◆ **To do**:
The answer should be a single number: how many lines of the entries below hold the word "this".

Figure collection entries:
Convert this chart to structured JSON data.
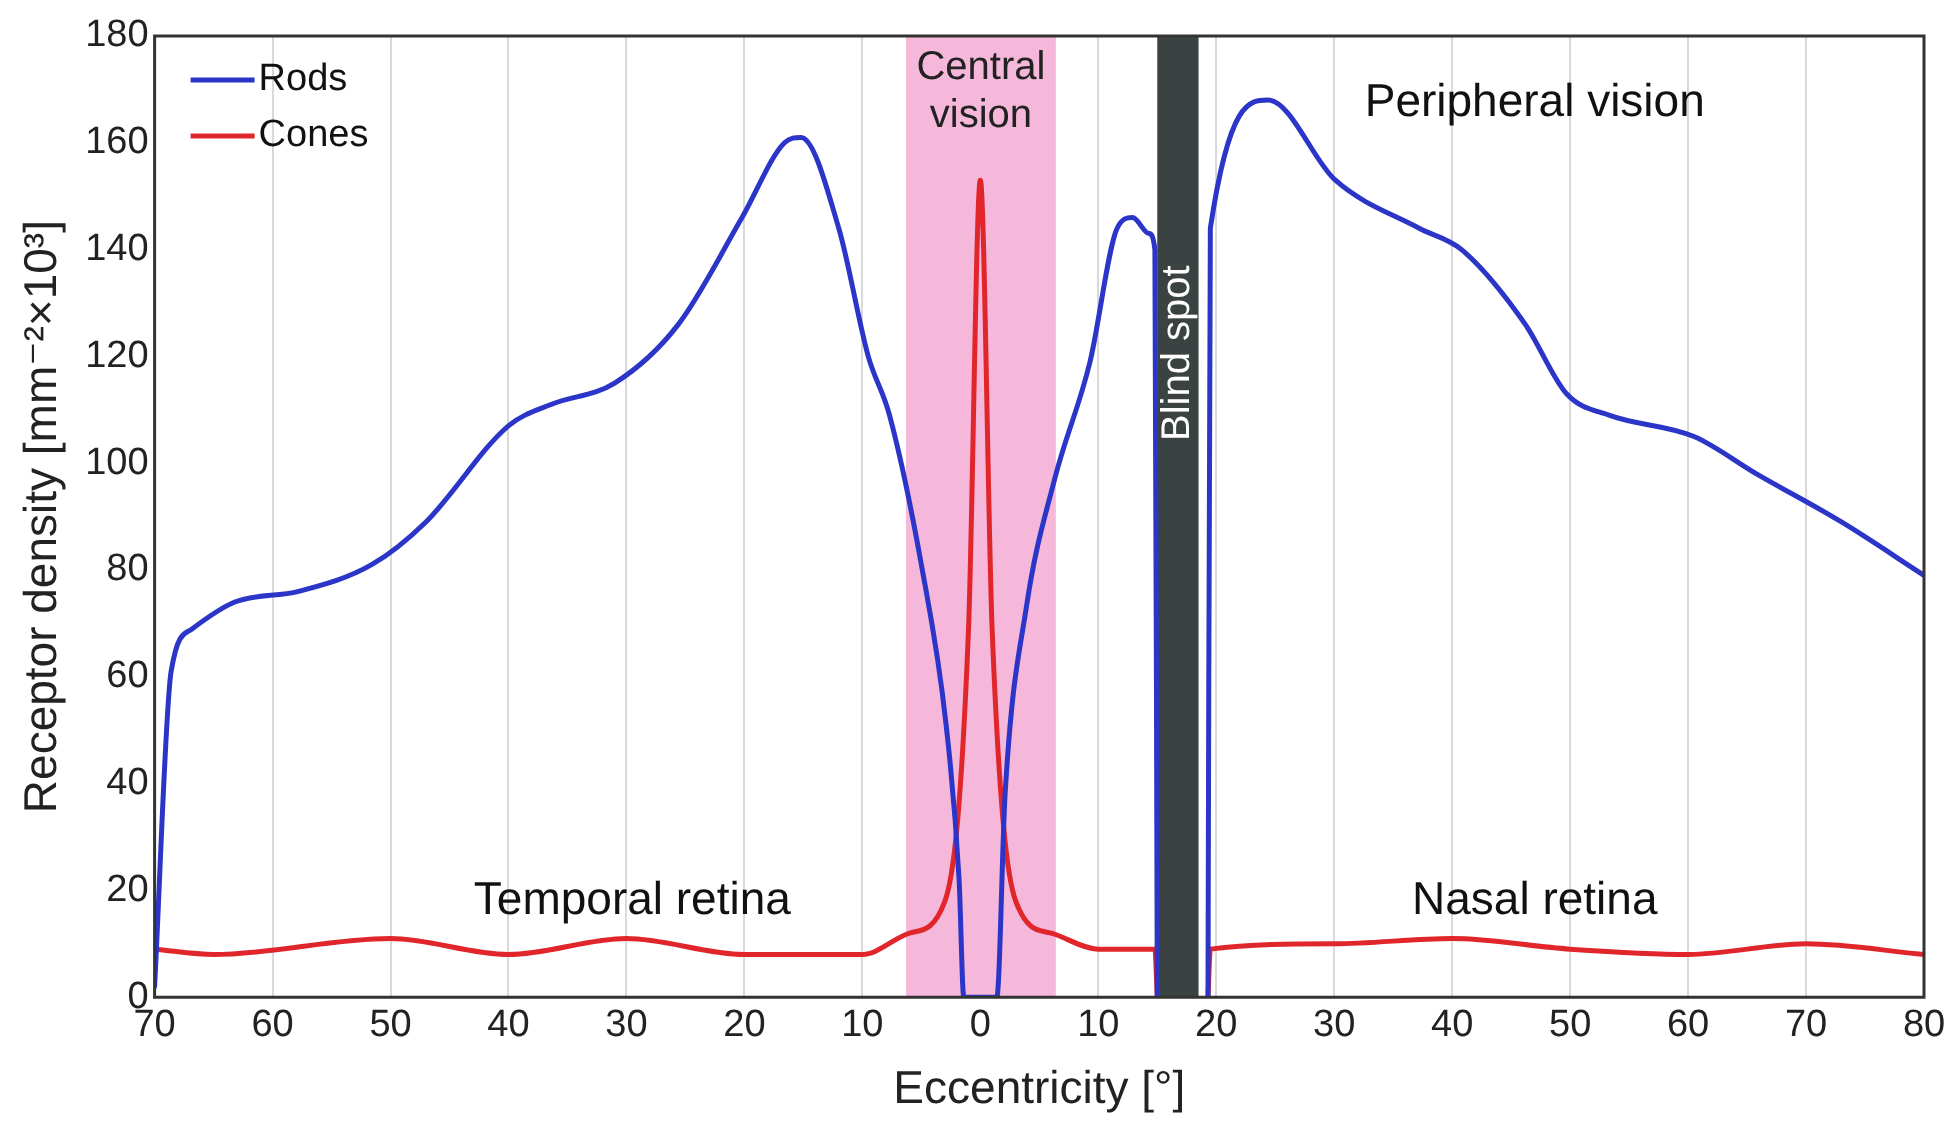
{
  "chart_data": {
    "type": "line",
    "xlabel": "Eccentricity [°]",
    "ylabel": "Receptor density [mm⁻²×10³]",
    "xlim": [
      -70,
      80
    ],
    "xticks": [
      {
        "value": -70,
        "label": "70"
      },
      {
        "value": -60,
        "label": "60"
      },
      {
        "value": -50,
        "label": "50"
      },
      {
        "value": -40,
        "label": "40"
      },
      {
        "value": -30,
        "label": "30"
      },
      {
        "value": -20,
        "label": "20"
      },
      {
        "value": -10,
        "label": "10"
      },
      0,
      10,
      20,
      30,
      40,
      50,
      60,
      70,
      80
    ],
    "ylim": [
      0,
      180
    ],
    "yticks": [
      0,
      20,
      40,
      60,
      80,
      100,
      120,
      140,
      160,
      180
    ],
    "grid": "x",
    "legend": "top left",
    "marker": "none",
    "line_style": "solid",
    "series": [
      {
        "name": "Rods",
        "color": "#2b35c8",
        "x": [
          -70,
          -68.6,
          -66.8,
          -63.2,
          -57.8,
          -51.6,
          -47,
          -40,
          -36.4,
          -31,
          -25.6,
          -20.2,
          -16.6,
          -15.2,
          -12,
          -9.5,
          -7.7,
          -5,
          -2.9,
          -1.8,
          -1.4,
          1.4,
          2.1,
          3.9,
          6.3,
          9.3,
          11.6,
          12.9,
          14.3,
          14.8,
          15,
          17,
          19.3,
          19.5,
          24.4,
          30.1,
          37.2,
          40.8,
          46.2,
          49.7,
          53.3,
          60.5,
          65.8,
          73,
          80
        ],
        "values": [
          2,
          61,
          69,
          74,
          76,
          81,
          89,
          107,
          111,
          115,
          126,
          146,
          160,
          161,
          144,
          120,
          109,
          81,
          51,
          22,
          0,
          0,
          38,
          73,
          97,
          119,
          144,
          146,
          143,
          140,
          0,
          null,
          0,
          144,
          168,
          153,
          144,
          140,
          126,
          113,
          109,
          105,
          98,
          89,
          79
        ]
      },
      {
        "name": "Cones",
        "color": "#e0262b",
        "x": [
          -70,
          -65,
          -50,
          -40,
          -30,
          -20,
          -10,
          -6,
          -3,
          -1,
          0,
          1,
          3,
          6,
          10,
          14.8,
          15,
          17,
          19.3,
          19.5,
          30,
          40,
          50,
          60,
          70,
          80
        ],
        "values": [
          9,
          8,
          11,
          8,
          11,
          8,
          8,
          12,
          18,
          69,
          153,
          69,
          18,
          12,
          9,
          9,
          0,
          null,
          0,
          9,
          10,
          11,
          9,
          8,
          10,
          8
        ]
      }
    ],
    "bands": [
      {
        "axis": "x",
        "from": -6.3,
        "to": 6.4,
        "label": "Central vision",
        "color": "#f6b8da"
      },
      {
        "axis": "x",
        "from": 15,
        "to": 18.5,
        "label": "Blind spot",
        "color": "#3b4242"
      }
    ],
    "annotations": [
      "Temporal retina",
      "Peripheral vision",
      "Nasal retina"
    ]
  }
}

==

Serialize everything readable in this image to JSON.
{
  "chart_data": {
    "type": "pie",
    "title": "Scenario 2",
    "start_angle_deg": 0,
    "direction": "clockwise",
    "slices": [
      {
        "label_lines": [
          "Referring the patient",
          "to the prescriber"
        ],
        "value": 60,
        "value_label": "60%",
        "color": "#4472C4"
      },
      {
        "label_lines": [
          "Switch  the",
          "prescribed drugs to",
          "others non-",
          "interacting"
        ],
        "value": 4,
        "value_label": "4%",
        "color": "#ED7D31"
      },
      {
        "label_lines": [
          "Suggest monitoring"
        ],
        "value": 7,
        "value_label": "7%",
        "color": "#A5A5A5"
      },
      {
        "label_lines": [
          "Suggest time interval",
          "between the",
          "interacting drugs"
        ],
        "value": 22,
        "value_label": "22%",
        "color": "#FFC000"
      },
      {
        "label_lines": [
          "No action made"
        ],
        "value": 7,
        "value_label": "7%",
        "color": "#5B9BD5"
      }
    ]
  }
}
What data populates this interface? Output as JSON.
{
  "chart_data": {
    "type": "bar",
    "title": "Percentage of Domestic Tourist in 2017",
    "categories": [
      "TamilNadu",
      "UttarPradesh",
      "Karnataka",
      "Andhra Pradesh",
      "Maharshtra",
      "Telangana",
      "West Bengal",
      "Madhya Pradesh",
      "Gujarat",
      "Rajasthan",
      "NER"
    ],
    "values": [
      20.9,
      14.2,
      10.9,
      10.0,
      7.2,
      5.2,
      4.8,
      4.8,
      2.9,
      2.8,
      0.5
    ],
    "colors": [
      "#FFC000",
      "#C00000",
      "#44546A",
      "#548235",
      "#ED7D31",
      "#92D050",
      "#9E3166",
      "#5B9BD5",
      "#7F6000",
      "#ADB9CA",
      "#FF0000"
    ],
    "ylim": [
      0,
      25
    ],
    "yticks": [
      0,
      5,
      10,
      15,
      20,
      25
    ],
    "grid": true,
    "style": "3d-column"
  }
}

◆ **Full output**:
3